> **What you have to do**:
Copy out the entries exactly, from the first line to the last.

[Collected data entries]
>> Begin

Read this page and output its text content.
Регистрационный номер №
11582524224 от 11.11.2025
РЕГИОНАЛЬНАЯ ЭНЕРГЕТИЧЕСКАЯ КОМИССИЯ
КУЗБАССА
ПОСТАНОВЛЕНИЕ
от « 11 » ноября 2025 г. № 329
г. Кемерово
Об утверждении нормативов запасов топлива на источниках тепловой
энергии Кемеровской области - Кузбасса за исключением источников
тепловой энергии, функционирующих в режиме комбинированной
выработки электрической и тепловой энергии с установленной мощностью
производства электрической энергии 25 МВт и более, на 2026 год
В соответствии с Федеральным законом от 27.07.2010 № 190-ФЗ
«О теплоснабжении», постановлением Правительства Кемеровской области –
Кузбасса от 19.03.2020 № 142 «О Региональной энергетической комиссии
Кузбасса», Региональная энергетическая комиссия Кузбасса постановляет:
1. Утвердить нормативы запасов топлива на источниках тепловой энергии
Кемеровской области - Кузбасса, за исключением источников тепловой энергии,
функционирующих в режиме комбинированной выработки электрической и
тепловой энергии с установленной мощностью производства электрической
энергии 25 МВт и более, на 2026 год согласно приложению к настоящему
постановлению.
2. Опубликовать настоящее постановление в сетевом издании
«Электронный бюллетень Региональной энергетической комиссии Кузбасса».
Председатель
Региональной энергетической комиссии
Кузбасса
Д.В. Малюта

>> End

> **Finished task**:
Read this page and output its text content.
Регистрационный номер №
11582524224 от 11.11.2025
РЕГИОНАЛЬНАЯ ЭНЕРГЕТИЧЕСКАЯ КОМИССИЯ
КУЗБАССА
ПОСТАНОВЛЕНИЕ
от « 11 » ноября 2025 г. № 329
г. Кемерово
Об утверждении нормативов запасов топлива на источниках тепловой
энергии Кемеровской области - Кузбасса за исключением источников
тепловой энергии, функционирующих в режиме комбинированной
выработки электрической и тепловой энергии с установленной мощностью
производства электрической энергии 25 МВт и более, на 2026 год
В соответствии с Федеральным законом от 27.07.2010 № 190-ФЗ
«О теплоснабжении», постановлением Правительства Кемеровской области –
Кузбасса от 19.03.2020 № 142 «О Региональной энергетической комиссии
Кузбасса», Региональная энергетическая комиссия Кузбасса постановляет:
1. Утвердить нормативы запасов топлива на источниках тепловой энергии
Кемеровской области - Кузбасса, за исключением источников тепловой энергии,
функционирующих в режиме комбинированной выработки электрической и
тепловой энергии с установленной мощностью производства электрической
энергии 25 МВт и более, на 2026 год согласно приложению к настоящему
постановлению.
2. Опубликовать настоящее постановление в сетевом издании
«Электронный бюллетень Региональной энергетической комиссии Кузбасса».
Председатель
Региональной энергетической комиссии
Кузбасса
Д.В. Малюта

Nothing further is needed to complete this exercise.